Materials provided —
****

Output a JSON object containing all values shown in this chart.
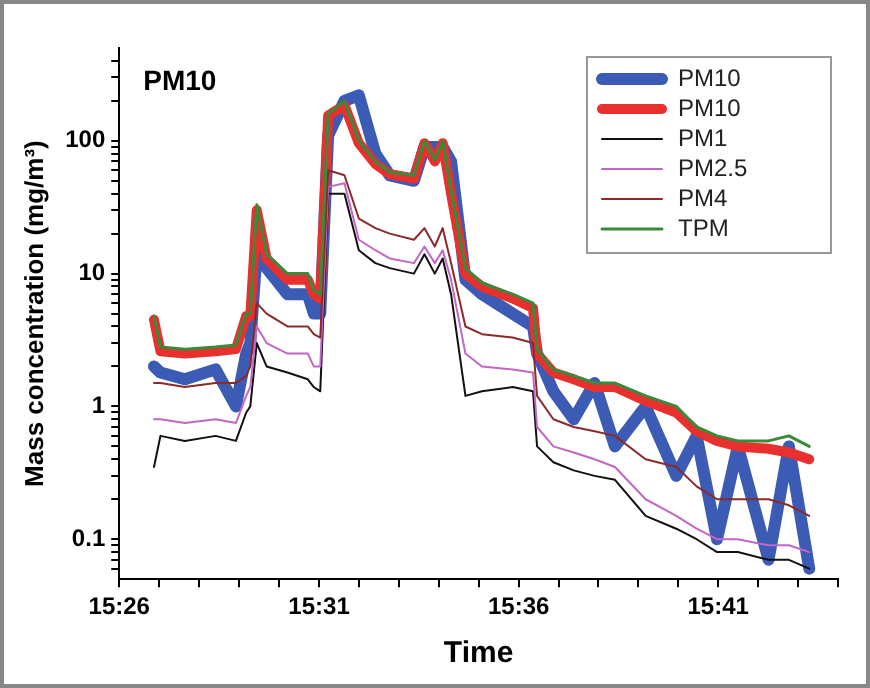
{
  "chart_data": {
    "type": "line",
    "title": "PM10",
    "xlabel": "Time",
    "ylabel": "Mass concentration (mg/m³)",
    "log": "y",
    "grid": false,
    "legend": "top right",
    "marker": "none",
    "line_style": "solid",
    "xlim": [
      15.4333,
      15.7333
    ],
    "xticks": [
      {
        "value": 15.4333,
        "label": "15:26"
      },
      {
        "value": 15.45,
        "label": null
      },
      {
        "value": 15.4667,
        "label": null
      },
      {
        "value": 15.4833,
        "label": null
      },
      {
        "value": 15.5,
        "label": null
      },
      {
        "value": 15.5167,
        "label": "15:31"
      },
      {
        "value": 15.5333,
        "label": null
      },
      {
        "value": 15.55,
        "label": null
      },
      {
        "value": 15.5667,
        "label": null
      },
      {
        "value": 15.5833,
        "label": null
      },
      {
        "value": 15.6,
        "label": "15:36"
      },
      {
        "value": 15.6167,
        "label": null
      },
      {
        "value": 15.6333,
        "label": null
      },
      {
        "value": 15.65,
        "label": null
      },
      {
        "value": 15.6667,
        "label": null
      },
      {
        "value": 15.6833,
        "label": "15:41"
      },
      {
        "value": 15.7,
        "label": null
      },
      {
        "value": 15.7167,
        "label": null
      },
      {
        "value": 15.7333,
        "label": null
      }
    ],
    "ylim": [
      0.05,
      500
    ],
    "yticks": [
      {
        "value": 0.06,
        "label": null
      },
      {
        "value": 0.07,
        "label": null
      },
      {
        "value": 0.08,
        "label": null
      },
      {
        "value": 0.09,
        "label": null
      },
      0.1,
      {
        "value": 0.2,
        "label": null
      },
      {
        "value": 0.3,
        "label": null
      },
      {
        "value": 0.4,
        "label": null
      },
      {
        "value": 0.5,
        "label": null
      },
      {
        "value": 0.6,
        "label": null
      },
      {
        "value": 0.7,
        "label": null
      },
      {
        "value": 0.8,
        "label": null
      },
      {
        "value": 0.9,
        "label": null
      },
      1,
      {
        "value": 2,
        "label": null
      },
      {
        "value": 3,
        "label": null
      },
      {
        "value": 4,
        "label": null
      },
      {
        "value": 5,
        "label": null
      },
      {
        "value": 6,
        "label": null
      },
      {
        "value": 7,
        "label": null
      },
      {
        "value": 8,
        "label": null
      },
      {
        "value": 9,
        "label": null
      },
      10,
      {
        "value": 20,
        "label": null
      },
      {
        "value": 30,
        "label": null
      },
      {
        "value": 40,
        "label": null
      },
      {
        "value": 50,
        "label": null
      },
      {
        "value": 60,
        "label": null
      },
      {
        "value": 70,
        "label": null
      },
      {
        "value": 80,
        "label": null
      },
      {
        "value": 90,
        "label": null
      },
      100,
      {
        "value": 200,
        "label": null
      },
      {
        "value": 300,
        "label": null
      },
      {
        "value": 400,
        "label": null
      }
    ],
    "x": [
      15.4478,
      15.4505,
      15.4607,
      15.4735,
      15.482,
      15.4863,
      15.488,
      15.4907,
      15.4948,
      15.5035,
      15.512,
      15.5145,
      15.5172,
      15.5205,
      15.5273,
      15.5333,
      15.5402,
      15.5462,
      15.5563,
      15.5607,
      15.565,
      15.5683,
      15.5718,
      15.5778,
      15.5847,
      15.5975,
      15.606,
      15.6077,
      15.6145,
      15.623,
      15.6317,
      15.6402,
      15.653,
      15.6658,
      15.6743,
      15.6828,
      15.6915,
      15.7043,
      15.7128,
      15.7213
    ],
    "series": [
      {
        "name": "PM10",
        "color": "#3b5bb5",
        "values": [
          2,
          1.8,
          1.6,
          1.9,
          1.0,
          2.5,
          3,
          15,
          11,
          7,
          7,
          5,
          5,
          110,
          200,
          220,
          80,
          55,
          50,
          90,
          90,
          90,
          70,
          9,
          7,
          5,
          4,
          2.5,
          1.3,
          0.8,
          1.5,
          0.5,
          1.0,
          0.3,
          0.6,
          0.1,
          0.5,
          0.07,
          0.5,
          0.06
        ]
      },
      {
        "name": "PM10",
        "color": "#e8302f",
        "values": [
          4.5,
          2.6,
          2.5,
          2.6,
          2.7,
          4.8,
          4.8,
          30,
          13,
          9,
          9,
          7,
          6.5,
          155,
          185,
          96,
          67,
          56,
          52,
          96,
          70,
          96,
          40,
          10,
          8,
          6.5,
          5.5,
          2.5,
          1.8,
          1.6,
          1.4,
          1.4,
          1.1,
          0.9,
          0.65,
          0.55,
          0.5,
          0.48,
          0.45,
          0.4
        ]
      },
      {
        "name": "PM1",
        "color": "#111111",
        "values": [
          0.35,
          0.6,
          0.55,
          0.6,
          0.55,
          0.9,
          1,
          3,
          2,
          1.8,
          1.6,
          1.4,
          1.3,
          40,
          40,
          15,
          12,
          11,
          10,
          14,
          10,
          13,
          7,
          1.2,
          1.3,
          1.4,
          1.3,
          0.5,
          0.38,
          0.33,
          0.3,
          0.28,
          0.15,
          0.12,
          0.1,
          0.08,
          0.08,
          0.07,
          0.07,
          0.06
        ]
      },
      {
        "name": "PM2.5",
        "color": "#c466c4",
        "values": [
          0.8,
          0.8,
          0.75,
          0.8,
          0.75,
          1.2,
          1.4,
          4,
          3,
          2.5,
          2.5,
          2,
          2,
          45,
          48,
          18,
          15,
          13,
          12,
          16,
          12,
          15,
          9,
          2.5,
          2,
          1.9,
          1.8,
          0.7,
          0.5,
          0.45,
          0.4,
          0.35,
          0.2,
          0.15,
          0.12,
          0.1,
          0.1,
          0.09,
          0.09,
          0.08
        ]
      },
      {
        "name": "PM4",
        "color": "#8b2a2a",
        "values": [
          1.5,
          1.5,
          1.4,
          1.5,
          1.5,
          1.7,
          2,
          6,
          5,
          4,
          4,
          3.5,
          3.3,
          60,
          55,
          26,
          22,
          20,
          18,
          22,
          16,
          22,
          12,
          4,
          3.5,
          3.3,
          3,
          1.2,
          0.8,
          0.7,
          0.65,
          0.6,
          0.4,
          0.35,
          0.25,
          0.2,
          0.2,
          0.2,
          0.18,
          0.15
        ]
      },
      {
        "name": "TPM",
        "color": "#3a8a3a",
        "values": [
          4.8,
          2.8,
          2.7,
          2.8,
          2.9,
          5,
          5,
          33,
          14,
          10,
          10,
          7.5,
          7,
          160,
          200,
          100,
          70,
          58,
          55,
          100,
          72,
          100,
          42,
          11,
          8.5,
          7,
          6,
          2.7,
          1.9,
          1.7,
          1.5,
          1.5,
          1.2,
          1,
          0.7,
          0.6,
          0.55,
          0.55,
          0.6,
          0.5
        ]
      }
    ]
  }
}
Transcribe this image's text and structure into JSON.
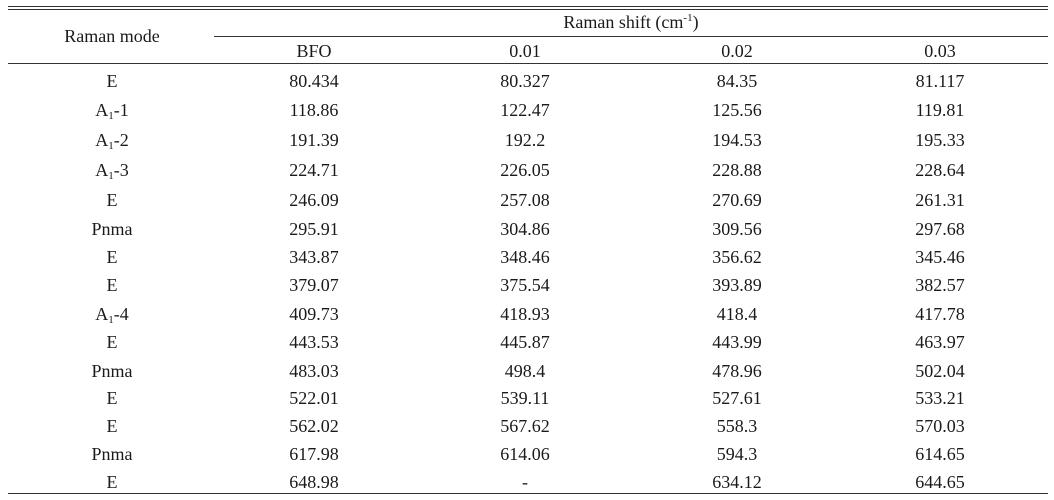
{
  "table": {
    "header": {
      "row_header": "Raman mode",
      "group": {
        "main": "Raman shift (cm",
        "sup": "-1",
        "close": ")"
      },
      "columns": [
        "BFO",
        "0.01",
        "0.02",
        "0.03"
      ]
    },
    "rows": [
      {
        "mode": {
          "main": "E",
          "sub": "",
          "rest": ""
        },
        "values": [
          "80.434",
          "80.327",
          "84.35",
          "81.117"
        ]
      },
      {
        "mode": {
          "main": "A",
          "sub": "1",
          "rest": "-1"
        },
        "values": [
          "118.86",
          "122.47",
          "125.56",
          "119.81"
        ]
      },
      {
        "mode": {
          "main": "A",
          "sub": "1",
          "rest": "-2"
        },
        "values": [
          "191.39",
          "192.2",
          "194.53",
          "195.33"
        ]
      },
      {
        "mode": {
          "main": "A",
          "sub": "1",
          "rest": "-3"
        },
        "values": [
          "224.71",
          "226.05",
          "228.88",
          "228.64"
        ]
      },
      {
        "mode": {
          "main": "E",
          "sub": "",
          "rest": ""
        },
        "values": [
          "246.09",
          "257.08",
          "270.69",
          "261.31"
        ]
      },
      {
        "mode": {
          "main": "Pnma",
          "sub": "",
          "rest": ""
        },
        "values": [
          "295.91",
          "304.86",
          "309.56",
          "297.68"
        ]
      },
      {
        "mode": {
          "main": "E",
          "sub": "",
          "rest": ""
        },
        "values": [
          "343.87",
          "348.46",
          "356.62",
          "345.46"
        ]
      },
      {
        "mode": {
          "main": "E",
          "sub": "",
          "rest": ""
        },
        "values": [
          "379.07",
          "375.54",
          "393.89",
          "382.57"
        ]
      },
      {
        "mode": {
          "main": "A",
          "sub": "1",
          "rest": "-4"
        },
        "values": [
          "409.73",
          "418.93",
          "418.4",
          "417.78"
        ]
      },
      {
        "mode": {
          "main": "E",
          "sub": "",
          "rest": ""
        },
        "values": [
          "443.53",
          "445.87",
          "443.99",
          "463.97"
        ]
      },
      {
        "mode": {
          "main": "Pnma",
          "sub": "",
          "rest": ""
        },
        "values": [
          "483.03",
          "498.4",
          "478.96",
          "502.04"
        ]
      },
      {
        "mode": {
          "main": "E",
          "sub": "",
          "rest": ""
        },
        "values": [
          "522.01",
          "539.11",
          "527.61",
          "533.21"
        ]
      },
      {
        "mode": {
          "main": "E",
          "sub": "",
          "rest": ""
        },
        "values": [
          "562.02",
          "567.62",
          "558.3",
          "570.03"
        ]
      },
      {
        "mode": {
          "main": "Pnma",
          "sub": "",
          "rest": ""
        },
        "values": [
          "617.98",
          "614.06",
          "594.3",
          "614.65"
        ]
      },
      {
        "mode": {
          "main": "E",
          "sub": "",
          "rest": ""
        },
        "values": [
          "648.98",
          "-",
          "634.12",
          "644.65"
        ]
      }
    ]
  }
}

****

Your instructions — Copy each line that contains the word "name".

Output for this exercise —
        "name": "PM10",
        "name": "PM10",
        "name": "PM1",
        "name": "PM2.5",
        "name": "PM4",
        "name": "TPM",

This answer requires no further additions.